• _Requirements_
State the number of lines below in which the word "chargeback" appears. Nothing else belongs in the answer.

** Start of Exercise input **

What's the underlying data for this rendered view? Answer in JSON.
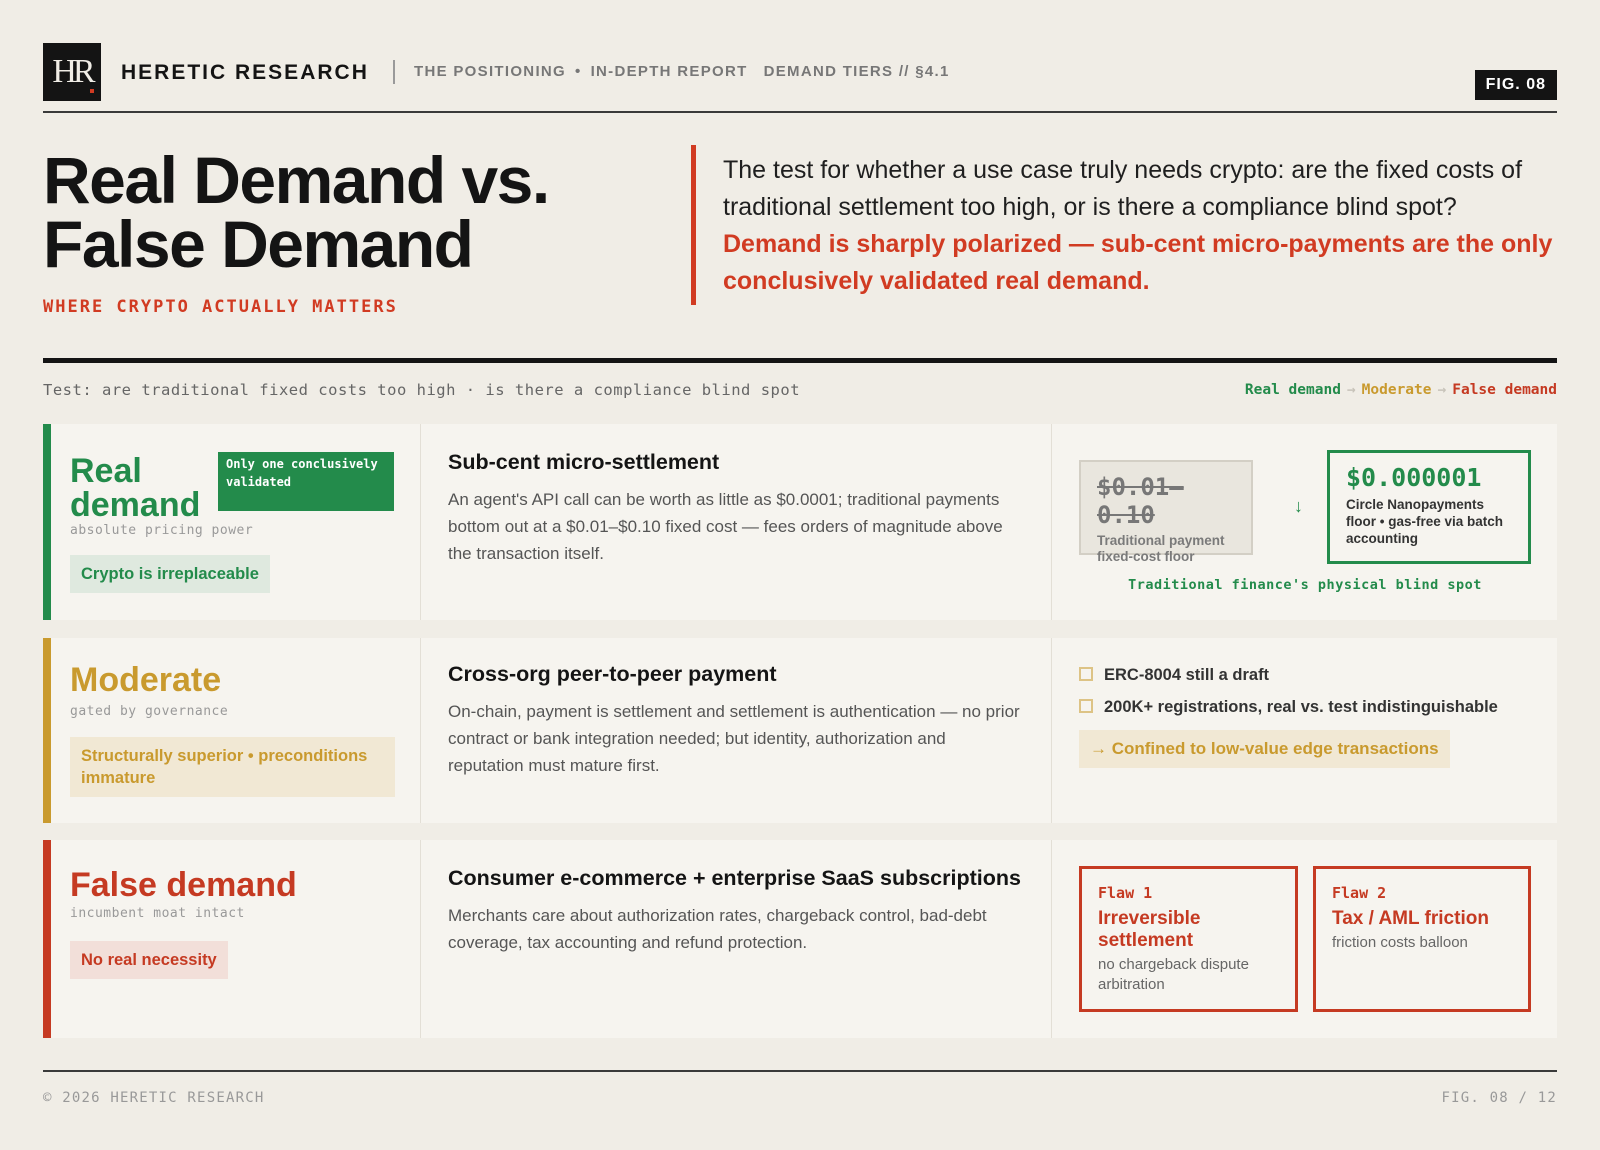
{
  "header": {
    "logo": "HR",
    "brand": "HERETIC RESEARCH",
    "section": "THE POSITIONING",
    "bullet": "•",
    "report": "IN-DEPTH REPORT",
    "tier_ref": "DEMAND TIERS // §4.1",
    "fig": "FIG. 08"
  },
  "title": {
    "line1": "Real Demand vs.",
    "line2": "False Demand",
    "subtitle": "WHERE CRYPTO ACTUALLY MATTERS"
  },
  "quote": {
    "plain": "The test for whether a use case truly needs crypto: are the fixed costs of traditional settlement too high, or is there a compliance blind spot?",
    "emphasis": "Demand is sharply polarized — sub-cent micro-payments are the only conclusively validated real demand."
  },
  "testline": "Test: are traditional fixed costs too high · is there a compliance blind spot",
  "legend": {
    "real": "Real demand",
    "moderate": "Moderate",
    "false": "False demand",
    "arrow": "→"
  },
  "colors": {
    "real": "#238b4b",
    "moderate": "#c99a2e",
    "false": "#c53a22",
    "accent": "#d13b22"
  },
  "rows": {
    "real": {
      "name": "Real demand",
      "sub": "absolute pricing power",
      "chip": "Crypto is irreplaceable",
      "badge": "Only one conclusively validated",
      "title": "Sub-cent micro-settlement",
      "text": "An agent's API call can be worth as little as $0.0001; traditional payments bottom out at a $0.01–$0.10 fixed cost — fees orders of magnitude above the transaction itself.",
      "old_price": "$0.01–0.10",
      "old_label": "Traditional payment fixed-cost floor",
      "arrow": "↓",
      "new_price": "$0.000001",
      "new_label": "Circle Nanopayments floor • gas-free via batch accounting",
      "blindspot": "Traditional finance's physical blind spot"
    },
    "moderate": {
      "name": "Moderate",
      "sub": "gated by governance",
      "chip": "Structurally superior • preconditions immature",
      "title": "Cross-org peer-to-peer payment",
      "text": "On-chain, payment is settlement and settlement is authentication — no prior contract or bank integration needed; but identity, authorization and reputation must mature first.",
      "check1": "ERC-8004 still a draft",
      "check2": "200K+ registrations, real vs. test indistinguishable",
      "confined": "→ Confined to low-value edge transactions"
    },
    "false": {
      "name": "False demand",
      "sub": "incumbent moat intact",
      "chip": "No real necessity",
      "title": "Consumer e-commerce + enterprise SaaS subscriptions",
      "text": "Merchants care about authorization rates, chargeback control, bad-debt coverage, tax accounting and refund protection.",
      "flaw1_num": "Flaw 1",
      "flaw1_head": "Irreversible settlement",
      "flaw1_desc": "no chargeback dispute arbitration",
      "flaw2_num": "Flaw 2",
      "flaw2_head": "Tax / AML friction",
      "flaw2_desc": "friction costs balloon"
    }
  },
  "footer": {
    "left": "© 2026 HERETIC RESEARCH",
    "right": "FIG. 08 / 12"
  }
}
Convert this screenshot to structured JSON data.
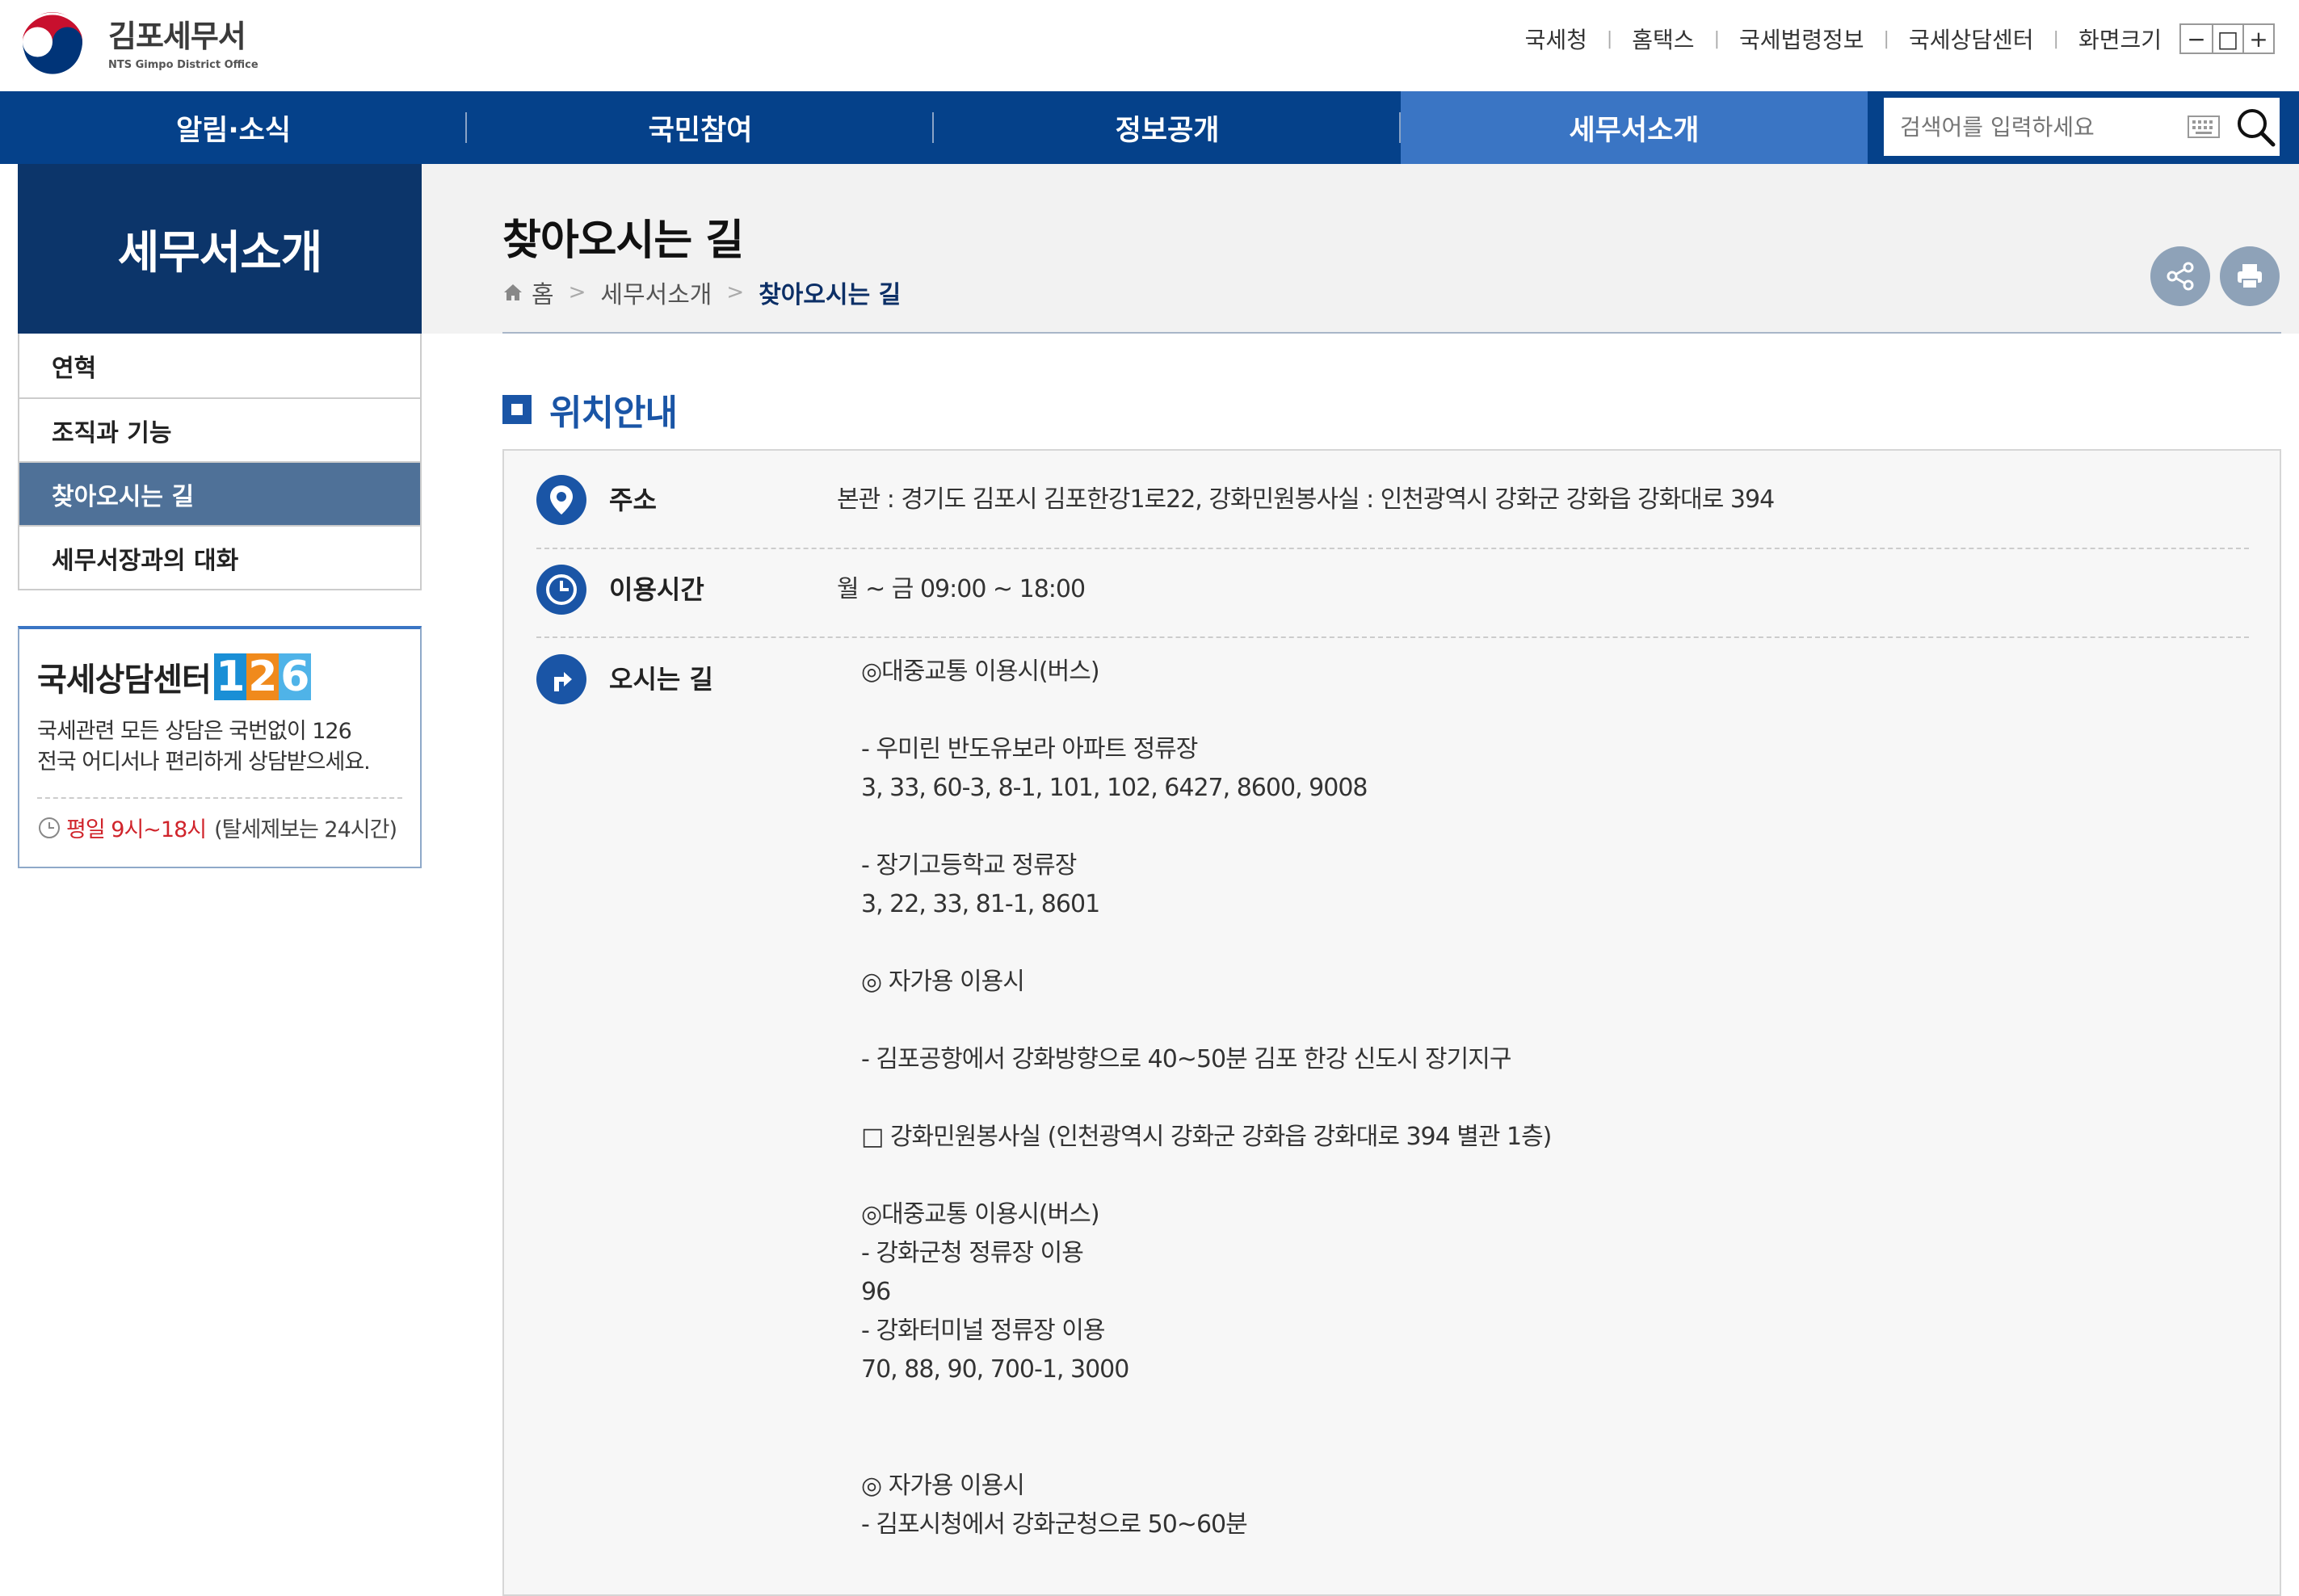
{
  "header": {
    "logo_title": "김포세무서",
    "logo_sub": "NTS Gimpo District Office",
    "util_links": [
      "국세청",
      "홈택스",
      "국세법령정보",
      "국세상담센터",
      "화면크기"
    ],
    "zoom_buttons": [
      "−",
      "□",
      "+"
    ]
  },
  "gnb": {
    "items": [
      "알림·소식",
      "국민참여",
      "정보공개",
      "세무서소개"
    ],
    "active_index": 3,
    "search_placeholder": "검색어를 입력하세요"
  },
  "sidebar": {
    "title": "세무서소개",
    "items": [
      "연혁",
      "조직과 기능",
      "찾아오시는 길",
      "세무서장과의 대화"
    ],
    "active_index": 2,
    "call_center": {
      "title": "국세상담센터",
      "number_digits": [
        "1",
        "2",
        "6"
      ],
      "desc_line1": "국세관련 모든 상담은 국번없이 126",
      "desc_line2": "전국 어디서나 편리하게 상담받으세요.",
      "time_red": "평일 9시~18시",
      "time_gray": "(탈세제보는 24시간)"
    }
  },
  "page": {
    "title": "찾아오시는 길",
    "breadcrumb": [
      "홈",
      "세무서소개",
      "찾아오시는 길"
    ]
  },
  "location": {
    "section_title": "위치안내",
    "address_label": "주소",
    "address_value": "본관 : 경기도 김포시 김포한강1로22, 강화민원봉사실 : 인천광역시 강화군 강화읍 강화대로 394",
    "hours_label": "이용시간",
    "hours_value": "월 ~ 금 09:00 ~ 18:00",
    "directions_label": "오시는 길",
    "directions_lines": [
      "◎대중교통 이용시(버스)",
      "",
      "- 우미린 반도유보라 아파트 정류장",
      "3, 33, 60-3, 8-1, 101, 102, 6427, 8600, 9008",
      "",
      "- 장기고등학교 정류장",
      "3, 22, 33, 81-1, 8601",
      "",
      "◎ 자가용 이용시",
      "",
      "- 김포공항에서 강화방향으로 40~50분 김포 한강 신도시 장기지구",
      "",
      "□ 강화민원봉사실 (인천광역시 강화군 강화읍 강화대로 394 별관 1층)",
      "",
      "◎대중교통 이용시(버스)",
      "- 강화군청 정류장 이용",
      "96",
      "- 강화터미널 정류장 이용",
      "70, 88, 90, 700-1, 3000",
      "",
      "",
      "◎ 자가용 이용시",
      "- 김포시청에서 강화군청으로 50~60분"
    ]
  },
  "colors": {
    "gnb": "#05418a",
    "gnb_active": "#3a75c4",
    "sidebar_head": "#0c356a",
    "lnb_active": "#4f7198",
    "accent": "#1a55a6"
  }
}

** End of Exercise input **

• _Solution to the problem_
2